Data excerpts:
------------------------------------

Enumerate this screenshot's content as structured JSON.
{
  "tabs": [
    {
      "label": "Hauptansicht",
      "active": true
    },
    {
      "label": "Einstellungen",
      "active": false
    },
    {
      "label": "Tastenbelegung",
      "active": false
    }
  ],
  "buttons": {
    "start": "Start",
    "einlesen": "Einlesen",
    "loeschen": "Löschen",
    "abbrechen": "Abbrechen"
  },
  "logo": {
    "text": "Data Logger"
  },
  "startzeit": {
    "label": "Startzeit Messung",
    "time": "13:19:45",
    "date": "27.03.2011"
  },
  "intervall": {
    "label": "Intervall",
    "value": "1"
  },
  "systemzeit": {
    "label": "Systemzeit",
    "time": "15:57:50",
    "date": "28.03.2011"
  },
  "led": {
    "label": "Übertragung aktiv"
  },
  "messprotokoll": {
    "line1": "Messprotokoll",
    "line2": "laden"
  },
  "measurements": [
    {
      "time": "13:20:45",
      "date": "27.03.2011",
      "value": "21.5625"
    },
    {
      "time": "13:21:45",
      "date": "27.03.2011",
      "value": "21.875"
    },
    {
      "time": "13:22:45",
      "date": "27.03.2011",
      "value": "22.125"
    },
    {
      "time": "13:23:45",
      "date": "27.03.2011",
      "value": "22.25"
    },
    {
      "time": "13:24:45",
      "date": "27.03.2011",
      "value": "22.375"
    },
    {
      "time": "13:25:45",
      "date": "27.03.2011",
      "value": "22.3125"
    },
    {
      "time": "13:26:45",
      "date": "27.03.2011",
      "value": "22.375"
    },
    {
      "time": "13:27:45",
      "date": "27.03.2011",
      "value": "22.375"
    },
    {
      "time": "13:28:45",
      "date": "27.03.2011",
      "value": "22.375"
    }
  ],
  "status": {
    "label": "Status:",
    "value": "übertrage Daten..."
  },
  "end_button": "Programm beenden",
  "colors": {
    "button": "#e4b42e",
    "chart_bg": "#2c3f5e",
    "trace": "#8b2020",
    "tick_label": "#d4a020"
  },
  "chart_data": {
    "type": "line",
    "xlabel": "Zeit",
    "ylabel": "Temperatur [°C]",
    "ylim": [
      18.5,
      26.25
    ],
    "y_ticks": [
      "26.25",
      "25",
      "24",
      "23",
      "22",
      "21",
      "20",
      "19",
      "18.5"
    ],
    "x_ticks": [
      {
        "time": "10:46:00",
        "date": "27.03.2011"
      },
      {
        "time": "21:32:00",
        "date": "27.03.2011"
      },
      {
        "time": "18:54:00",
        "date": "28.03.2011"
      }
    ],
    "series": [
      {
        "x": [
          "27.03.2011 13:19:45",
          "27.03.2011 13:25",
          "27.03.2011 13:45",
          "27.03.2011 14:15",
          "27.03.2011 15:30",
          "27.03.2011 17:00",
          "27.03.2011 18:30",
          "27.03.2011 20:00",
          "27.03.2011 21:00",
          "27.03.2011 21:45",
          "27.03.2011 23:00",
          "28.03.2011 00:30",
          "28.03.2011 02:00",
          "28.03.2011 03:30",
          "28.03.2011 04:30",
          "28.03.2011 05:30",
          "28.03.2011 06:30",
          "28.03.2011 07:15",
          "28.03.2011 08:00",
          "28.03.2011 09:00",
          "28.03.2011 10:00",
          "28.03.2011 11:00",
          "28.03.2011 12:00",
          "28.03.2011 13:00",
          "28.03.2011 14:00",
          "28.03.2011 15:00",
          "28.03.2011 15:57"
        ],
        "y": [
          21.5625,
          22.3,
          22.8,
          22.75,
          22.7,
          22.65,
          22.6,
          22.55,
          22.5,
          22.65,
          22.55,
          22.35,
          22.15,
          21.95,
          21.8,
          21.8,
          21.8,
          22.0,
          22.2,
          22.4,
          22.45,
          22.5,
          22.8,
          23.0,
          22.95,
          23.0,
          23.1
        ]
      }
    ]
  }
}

------------------------------------

Required work: Each record above must be given again exactly.

Response to the task:
Enumerate this screenshot's content as structured JSON.
{
  "tabs": [
    {
      "label": "Hauptansicht",
      "active": true
    },
    {
      "label": "Einstellungen",
      "active": false
    },
    {
      "label": "Tastenbelegung",
      "active": false
    }
  ],
  "buttons": {
    "start": "Start",
    "einlesen": "Einlesen",
    "loeschen": "Löschen",
    "abbrechen": "Abbrechen"
  },
  "logo": {
    "text": "Data Logger"
  },
  "startzeit": {
    "label": "Startzeit Messung",
    "time": "13:19:45",
    "date": "27.03.2011"
  },
  "intervall": {
    "label": "Intervall",
    "value": "1"
  },
  "systemzeit": {
    "label": "Systemzeit",
    "time": "15:57:50",
    "date": "28.03.2011"
  },
  "led": {
    "label": "Übertragung aktiv"
  },
  "messprotokoll": {
    "line1": "Messprotokoll",
    "line2": "laden"
  },
  "measurements": [
    {
      "time": "13:20:45",
      "date": "27.03.2011",
      "value": "21.5625"
    },
    {
      "time": "13:21:45",
      "date": "27.03.2011",
      "value": "21.875"
    },
    {
      "time": "13:22:45",
      "date": "27.03.2011",
      "value": "22.125"
    },
    {
      "time": "13:23:45",
      "date": "27.03.2011",
      "value": "22.25"
    },
    {
      "time": "13:24:45",
      "date": "27.03.2011",
      "value": "22.375"
    },
    {
      "time": "13:25:45",
      "date": "27.03.2011",
      "value": "22.3125"
    },
    {
      "time": "13:26:45",
      "date": "27.03.2011",
      "value": "22.375"
    },
    {
      "time": "13:27:45",
      "date": "27.03.2011",
      "value": "22.375"
    },
    {
      "time": "13:28:45",
      "date": "27.03.2011",
      "value": "22.375"
    }
  ],
  "status": {
    "label": "Status:",
    "value": "übertrage Daten..."
  },
  "end_button": "Programm beenden",
  "colors": {
    "button": "#e4b42e",
    "chart_bg": "#2c3f5e",
    "trace": "#8b2020",
    "tick_label": "#d4a020"
  },
  "chart_data": {
    "type": "line",
    "xlabel": "Zeit",
    "ylabel": "Temperatur [°C]",
    "ylim": [
      18.5,
      26.25
    ],
    "y_ticks": [
      "26.25",
      "25",
      "24",
      "23",
      "22",
      "21",
      "20",
      "19",
      "18.5"
    ],
    "x_ticks": [
      {
        "time": "10:46:00",
        "date": "27.03.2011"
      },
      {
        "time": "21:32:00",
        "date": "27.03.2011"
      },
      {
        "time": "18:54:00",
        "date": "28.03.2011"
      }
    ],
    "series": [
      {
        "x": [
          "27.03.2011 13:19:45",
          "27.03.2011 13:25",
          "27.03.2011 13:45",
          "27.03.2011 14:15",
          "27.03.2011 15:30",
          "27.03.2011 17:00",
          "27.03.2011 18:30",
          "27.03.2011 20:00",
          "27.03.2011 21:00",
          "27.03.2011 21:45",
          "27.03.2011 23:00",
          "28.03.2011 00:30",
          "28.03.2011 02:00",
          "28.03.2011 03:30",
          "28.03.2011 04:30",
          "28.03.2011 05:30",
          "28.03.2011 06:30",
          "28.03.2011 07:15",
          "28.03.2011 08:00",
          "28.03.2011 09:00",
          "28.03.2011 10:00",
          "28.03.2011 11:00",
          "28.03.2011 12:00",
          "28.03.2011 13:00",
          "28.03.2011 14:00",
          "28.03.2011 15:00",
          "28.03.2011 15:57"
        ],
        "y": [
          21.5625,
          22.3,
          22.8,
          22.75,
          22.7,
          22.65,
          22.6,
          22.55,
          22.5,
          22.65,
          22.55,
          22.35,
          22.15,
          21.95,
          21.8,
          21.8,
          21.8,
          22.0,
          22.2,
          22.4,
          22.45,
          22.5,
          22.8,
          23.0,
          22.95,
          23.0,
          23.1
        ]
      }
    ]
  }
}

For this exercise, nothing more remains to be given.